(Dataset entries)
+===+

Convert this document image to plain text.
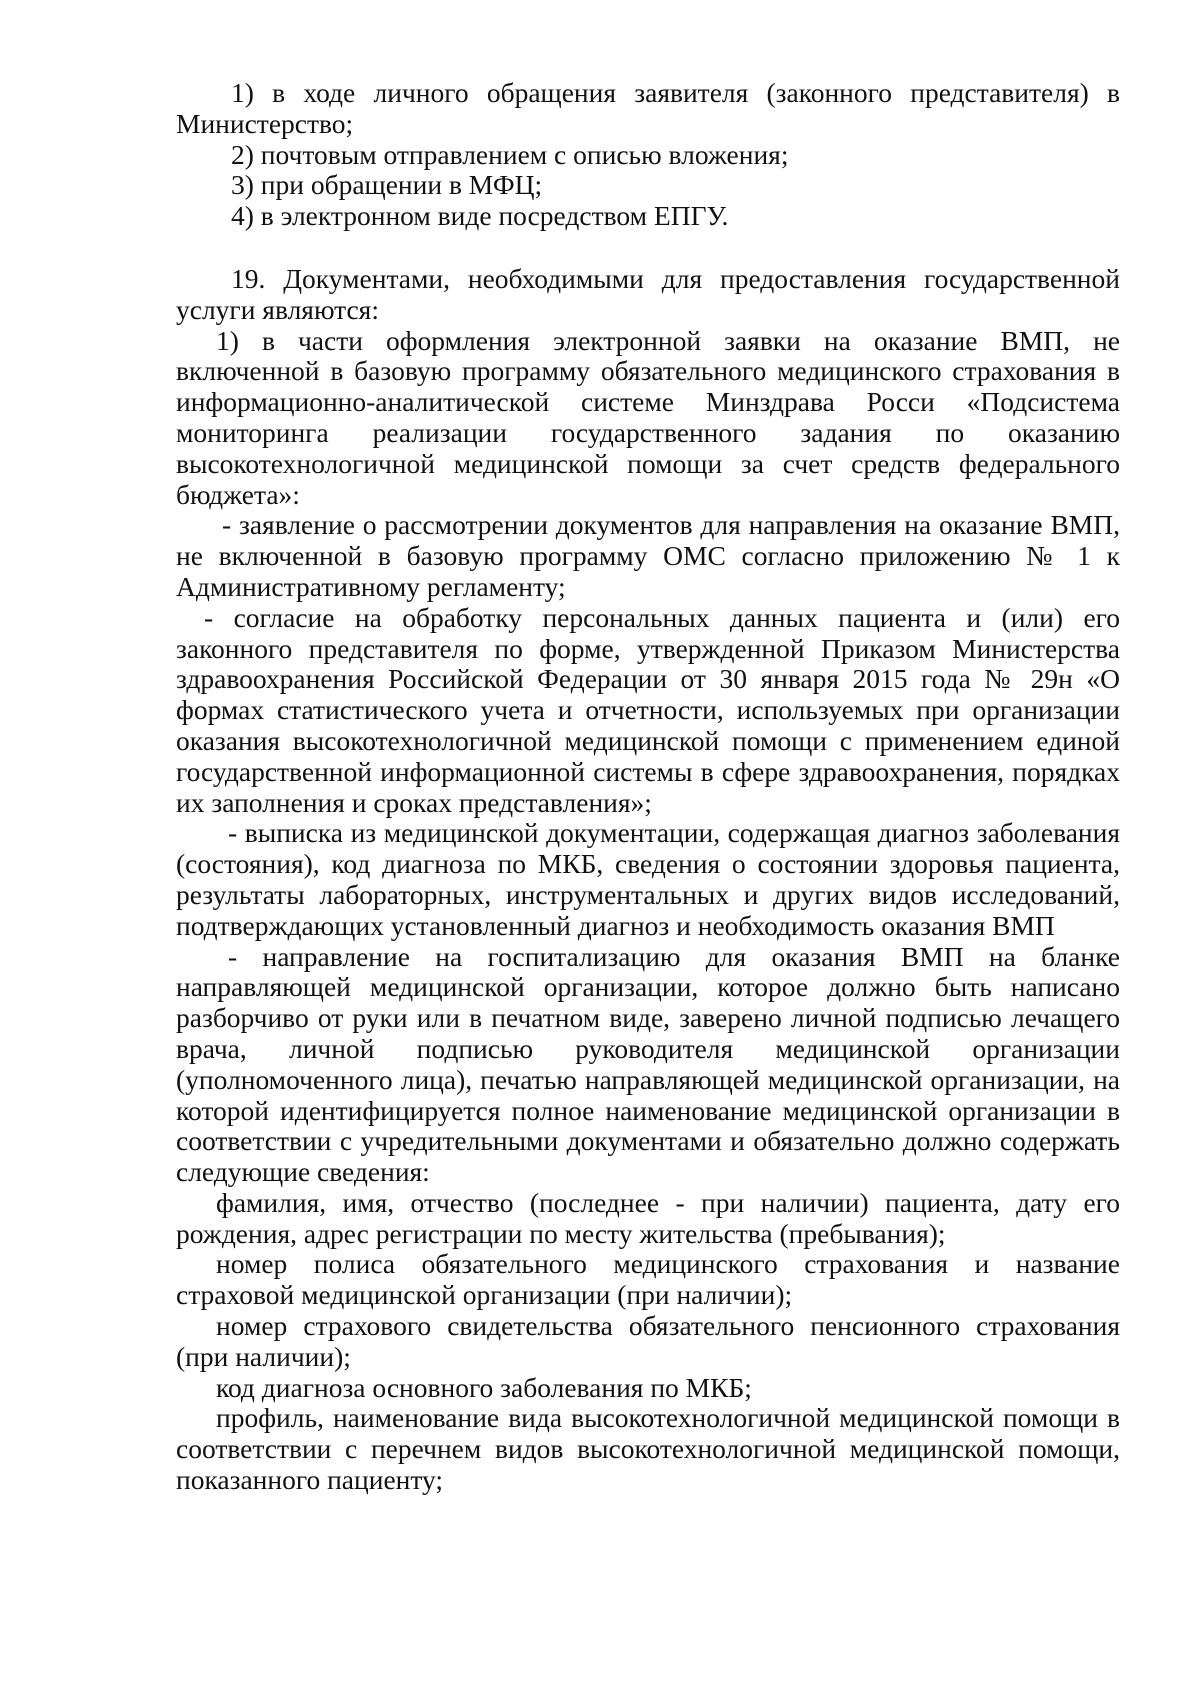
1) в ходе личного обращения заявителя (законного представителя) в Министерство;

2) почтовым отправлением с описью вложения;

3) при обращении в МФЦ;

4) в электронном виде посредством ЕПГУ.

19. Документами, необходимыми для предоставления государственной услуги являются:

1) в части оформления электронной заявки на оказание ВМП, не включенной в базовую программу обязательного медицинского страхования в информационно-аналитической системе Минздрава Росси «Подсистема мониторинга реализации государственного задания по оказанию высокотехнологичной медицинской помощи за счет средств федерального бюджета»:

- заявление о рассмотрении документов для направления на оказание ВМП, не включенной в базовую программу ОМС согласно приложению № 1 к Административному регламенту;

- согласие на обработку персональных данных пациента и (или) его законного представителя по форме, утвержденной Приказом Министерства здравоохранения Российской Федерации от 30 января 2015 года № 29н «О формах статистического учета и отчетности, используемых при организации оказания высокотехнологичной медицинской помощи с применением единой государственной информационной системы в сфере здравоохранения, порядках их заполнения и сроках представления»;

- выписка из медицинской документации, содержащая диагноз заболевания (состояния), код диагноза по МКБ, сведения о состоянии здоровья пациента, результаты лабораторных, инструментальных и других видов исследований, подтверждающих установленный диагноз и необходимость оказания ВМП

- направление на госпитализацию для оказания ВМП на бланке направляющей медицинской организации, которое должно быть написано разборчиво от руки или в печатном виде, заверено личной подписью лечащего врача, личной подписью руководителя медицинской организации (уполномоченного лица), печатью направляющей медицинской организации, на которой идентифицируется полное наименование медицинской организации в соответствии с учредительными документами и обязательно должно содержать следующие сведения:

фамилия, имя, отчество (последнее - при наличии) пациента, дату его рождения, адрес регистрации по месту жительства (пребывания);

номер полиса обязательного медицинского страхования и название страховой медицинской организации (при наличии);

номер страхового свидетельства обязательного пенсионного страхования (при наличии);

код диагноза основного заболевания по МКБ;

профиль, наименование вида высокотехнологичной медицинской помощи в соответствии с перечнем видов высокотехнологичной медицинской помощи, показанного пациенту;
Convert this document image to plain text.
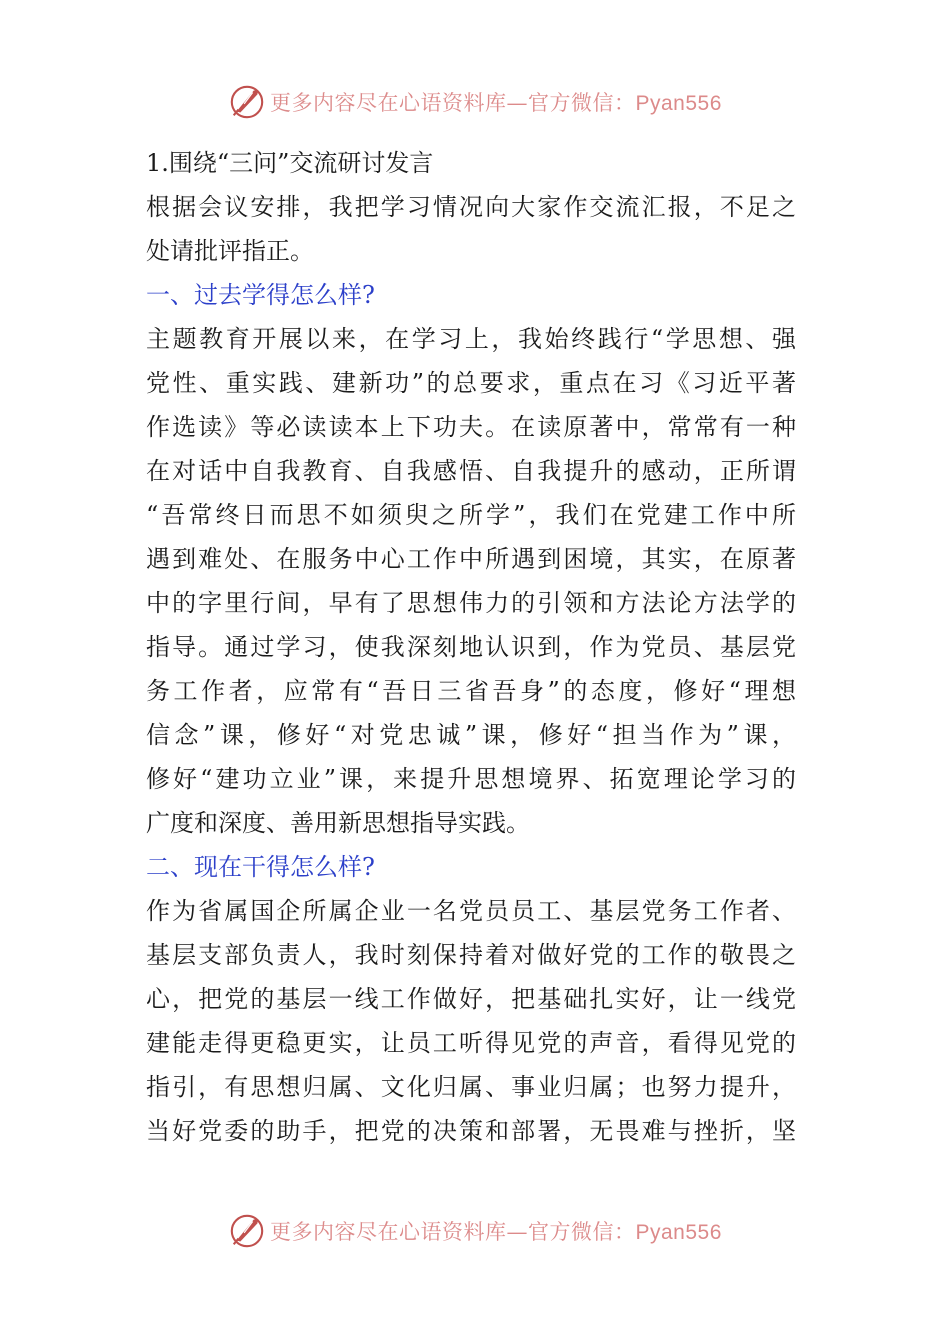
更多内容尽在心语资料库—官方微信：Pyan556
1.围绕“三问”交流研讨发言
根据会议安排，我把学习情况向大家作交流汇报，不足之
处请批评指正。
一、过去学得怎么样?
主题教育开展以来，在学习上，我始终践行“学思想、强
党性、重实践、建新功”的总要求，重点在习《习近平著
作选读》等必读读本上下功夫。在读原著中，常常有一种
在对话中自我教育、自我感悟、自我提升的感动，正所谓
“吾常终日而思不如须臾之所学”，我们在党建工作中所
遇到难处、在服务中心工作中所遇到困境，其实，在原著
中的字里行间，早有了思想伟力的引领和方法论方法学的
指导。通过学习，使我深刻地认识到，作为党员、基层党
务工作者，应常有“吾日三省吾身”的态度，修好“理想
信念”课，修好“对党忠诚”课，修好“担当作为”课，
修好“建功立业”课，来提升思想境界、拓宽理论学习的
广度和深度、善用新思想指导实践。
二、现在干得怎么样?
作为省属国企所属企业一名党员员工、基层党务工作者、
基层支部负责人，我时刻保持着对做好党的工作的敬畏之
心，把党的基层一线工作做好，把基础扎实好，让一线党
建能走得更稳更实，让员工听得见党的声音，看得见党的
指引，有思想归属、文化归属、事业归属；也努力提升，
当好党委的助手，把党的决策和部署，无畏难与挫折，坚
更多内容尽在心语资料库—官方微信：Pyan556
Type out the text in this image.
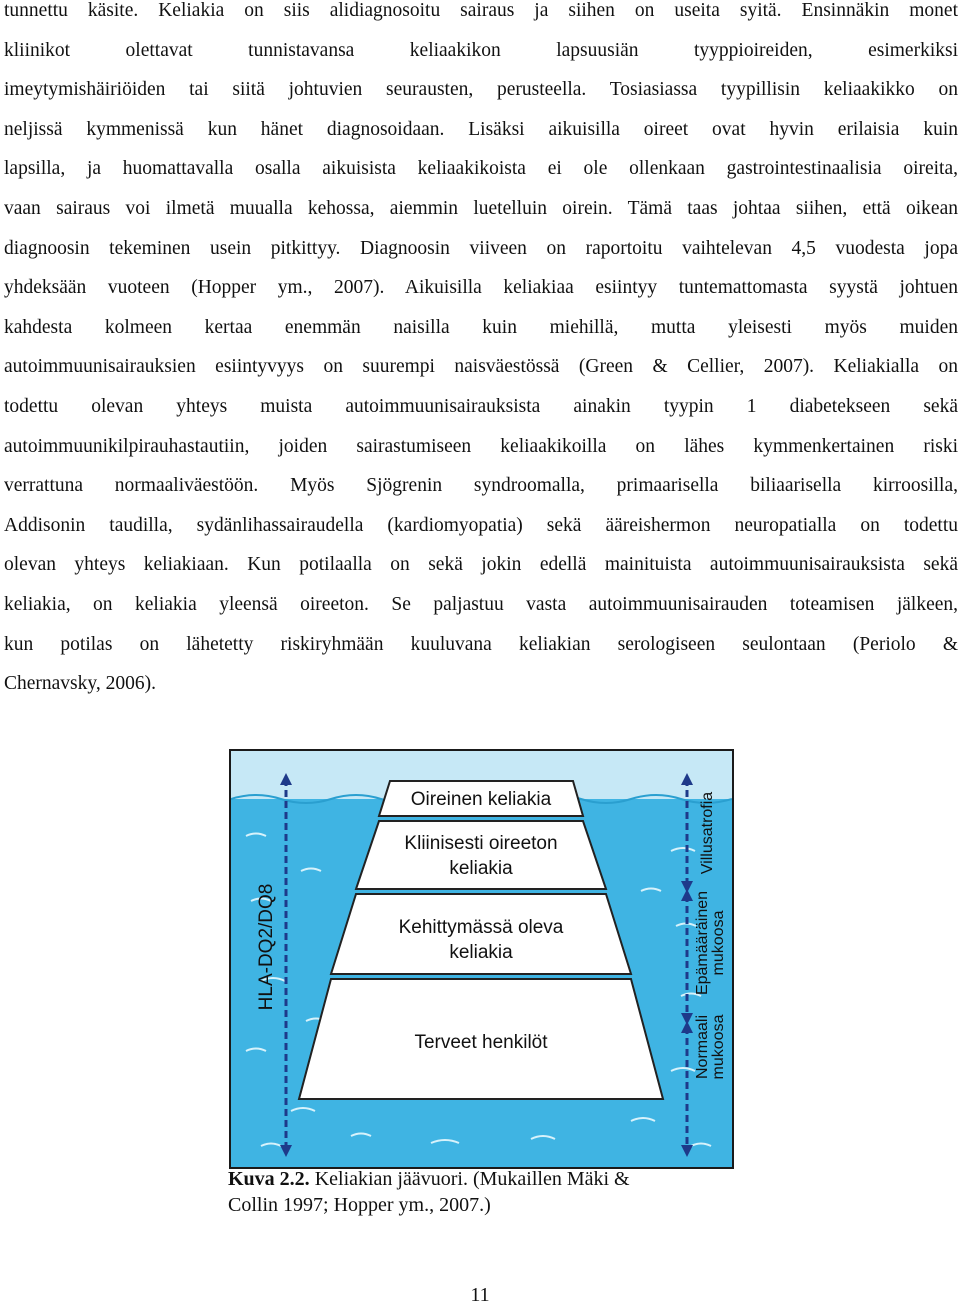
tunnettu käsite. Keliakia on siis alidiagnosoitu sairaus ja siihen on useita syitä. Ensinnäkin monet
kliinikot olettavat tunnistavansa keliaakikon lapsuusiän tyyppioireiden, esimerkiksi
imeytymishäiriöiden tai siitä johtuvien seurausten, perusteella. Tosiasiassa tyypillisin keliaakikko on
neljissä kymmenissä kun hänet diagnosoidaan. Lisäksi aikuisilla oireet ovat hyvin erilaisia kuin
lapsilla, ja huomattavalla osalla aikuisista keliaakikoista ei ole ollenkaan gastrointestinaalisia oireita,
vaan sairaus voi ilmetä muualla kehossa, aiemmin luetelluin oirein. Tämä taas johtaa siihen, että oikean
diagnoosin tekeminen usein pitkittyy. Diagnoosin viiveen on raportoitu vaihtelevan 4,5 vuodesta jopa
yhdeksään vuoteen (Hopper ym., 2007). Aikuisilla keliakiaa esiintyy tuntemattomasta syystä johtuen
kahdesta kolmeen kertaa enemmän naisilla kuin miehillä, mutta yleisesti myös muiden
autoimmuunisairauksien esiintyvyys on suurempi naisväestössä (Green & Cellier, 2007). Keliakialla on
todettu olevan yhteys muista autoimmuunisairauksista ainakin tyypin 1 diabetekseen sekä
autoimmuunikilpirauhastautiin, joiden sairastumiseen keliaakikoilla on lähes kymmenkertainen riski
verrattuna normaaliväestöön. Myös Sjögrenin syndroomalla, primaarisella biliaarisella kirroosilla,
Addisonin taudilla, sydänlihassairaudella (kardiomyopatia) sekä ääreishermon neuropatialla on todettu
olevan yhteys keliakiaan. Kun potilaalla on sekä jokin edellä mainituista autoimmuunisairauksista sekä
keliakia, on keliakia yleensä oireeton. Se paljastuu vasta autoimmuunisairauden toteamisen jälkeen,
kun potilas on lähetetty riskiryhmään kuuluvana keliakian serologiseen seulontaan (Periolo &
Chernavsky, 2006).
Oireinen keliakia
Kliinisesti oireeton
keliakia
Kehittymässä oleva
keliakia
Terveet henkilöt
HLA-DQ2/DQ8
Villusatrofia
Epämääräinen mukoosa
Normaali mukoosa
Kuva 2.2. Keliakian jäävuori. (Mukaillen Mäki &
Collin 1997; Hopper ym., 2007.)
11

+===+

THE TASK:
Can you retype every record above exactly, leaving out the pictures?

ANSWER TO THIS EXERCISE:
Convert this document image to plain text.
1) в ходе личного обращения заявителя (законного представителя) в Министерство;

2) почтовым отправлением с описью вложения;

3) при обращении в МФЦ;

4) в электронном виде посредством ЕПГУ.

19. Документами, необходимыми для предоставления государственной услуги являются:

1) в части оформления электронной заявки на оказание ВМП, не включенной в базовую программу обязательного медицинского страхования в информационно-аналитической системе Минздрава Росси «Подсистема мониторинга реализации государственного задания по оказанию высокотехнологичной медицинской помощи за счет средств федерального бюджета»:

- заявление о рассмотрении документов для направления на оказание ВМП, не включенной в базовую программу ОМС согласно приложению № 1 к Административному регламенту;

- согласие на обработку персональных данных пациента и (или) его законного представителя по форме, утвержденной Приказом Министерства здравоохранения Российской Федерации от 30 января 2015 года № 29н «О формах статистического учета и отчетности, используемых при организации оказания высокотехнологичной медицинской помощи с применением единой государственной информационной системы в сфере здравоохранения, порядках их заполнения и сроках представления»;

- выписка из медицинской документации, содержащая диагноз заболевания (состояния), код диагноза по МКБ, сведения о состоянии здоровья пациента, результаты лабораторных, инструментальных и других видов исследований, подтверждающих установленный диагноз и необходимость оказания ВМП

- направление на госпитализацию для оказания ВМП на бланке направляющей медицинской организации, которое должно быть написано разборчиво от руки или в печатном виде, заверено личной подписью лечащего врача, личной подписью руководителя медицинской организации (уполномоченного лица), печатью направляющей медицинской организации, на которой идентифицируется полное наименование медицинской организации в соответствии с учредительными документами и обязательно должно содержать следующие сведения:

фамилия, имя, отчество (последнее - при наличии) пациента, дату его рождения, адрес регистрации по месту жительства (пребывания);

номер полиса обязательного медицинского страхования и название страховой медицинской организации (при наличии);

номер страхового свидетельства обязательного пенсионного страхования (при наличии);

код диагноза основного заболевания по МКБ;

профиль, наименование вида высокотехнологичной медицинской помощи в соответствии с перечнем видов высокотехнологичной медицинской помощи, показанного пациенту;
Convert this document image to plain text.
更多内容尽在心语资料库—官方微信：Pyan556
1.围绕“三问”交流研讨发言
根据会议安排，我把学习情况向大家作交流汇报，不足之
处请批评指正。
一、过去学得怎么样?
主题教育开展以来，在学习上，我始终践行“学思想、强
党性、重实践、建新功”的总要求，重点在习《习近平著
作选读》等必读读本上下功夫。在读原著中，常常有一种
在对话中自我教育、自我感悟、自我提升的感动，正所谓
“吾常终日而思不如须臾之所学”，我们在党建工作中所
遇到难处、在服务中心工作中所遇到困境，其实，在原著
中的字里行间，早有了思想伟力的引领和方法论方法学的
指导。通过学习，使我深刻地认识到，作为党员、基层党
务工作者，应常有“吾日三省吾身”的态度，修好“理想
信念”课，修好“对党忠诚”课，修好“担当作为”课，
修好“建功立业”课，来提升思想境界、拓宽理论学习的
广度和深度、善用新思想指导实践。
二、现在干得怎么样?
作为省属国企所属企业一名党员员工、基层党务工作者、
基层支部负责人，我时刻保持着对做好党的工作的敬畏之
心，把党的基层一线工作做好，把基础扎实好，让一线党
建能走得更稳更实，让员工听得见党的声音，看得见党的
指引，有思想归属、文化归属、事业归属；也努力提升，
当好党委的助手，把党的决策和部署，无畏难与挫折，坚
更多内容尽在心语资料库—官方微信：Pyan556
Type out the text in this image.
tunnettu käsite. Keliakia on siis alidiagnosoitu sairaus ja siihen on useita syitä. Ensinnäkin monet
kliinikot olettavat tunnistavansa keliaakikon lapsuusiän tyyppioireiden, esimerkiksi
imeytymishäiriöiden tai siitä johtuvien seurausten, perusteella. Tosiasiassa tyypillisin keliaakikko on
neljissä kymmenissä kun hänet diagnosoidaan. Lisäksi aikuisilla oireet ovat hyvin erilaisia kuin
lapsilla, ja huomattavalla osalla aikuisista keliaakikoista ei ole ollenkaan gastrointestinaalisia oireita,
vaan sairaus voi ilmetä muualla kehossa, aiemmin luetelluin oirein. Tämä taas johtaa siihen, että oikean
diagnoosin tekeminen usein pitkittyy. Diagnoosin viiveen on raportoitu vaihtelevan 4,5 vuodesta jopa
yhdeksään vuoteen (Hopper ym., 2007). Aikuisilla keliakiaa esiintyy tuntemattomasta syystä johtuen
kahdesta kolmeen kertaa enemmän naisilla kuin miehillä, mutta yleisesti myös muiden
autoimmuunisairauksien esiintyvyys on suurempi naisväestössä (Green & Cellier, 2007). Keliakialla on
todettu olevan yhteys muista autoimmuunisairauksista ainakin tyypin 1 diabetekseen sekä
autoimmuunikilpirauhastautiin, joiden sairastumiseen keliaakikoilla on lähes kymmenkertainen riski
verrattuna normaaliväestöön. Myös Sjögrenin syndroomalla, primaarisella biliaarisella kirroosilla,
Addisonin taudilla, sydänlihassairaudella (kardiomyopatia) sekä ääreishermon neuropatialla on todettu
olevan yhteys keliakiaan. Kun potilaalla on sekä jokin edellä mainituista autoimmuunisairauksista sekä
keliakia, on keliakia yleensä oireeton. Se paljastuu vasta autoimmuunisairauden toteamisen jälkeen,
kun potilas on lähetetty riskiryhmään kuuluvana keliakian serologiseen seulontaan (Periolo &
Chernavsky, 2006).
Oireinen keliakia
Kliinisesti oireeton
keliakia
Kehittymässä oleva
keliakia
Terveet henkilöt
HLA-DQ2/DQ8
Villusatrofia
Epämääräinen mukoosa
Normaali mukoosa
Kuva 2.2. Keliakian jäävuori. (Mukaillen Mäki &
Collin 1997; Hopper ym., 2007.)
11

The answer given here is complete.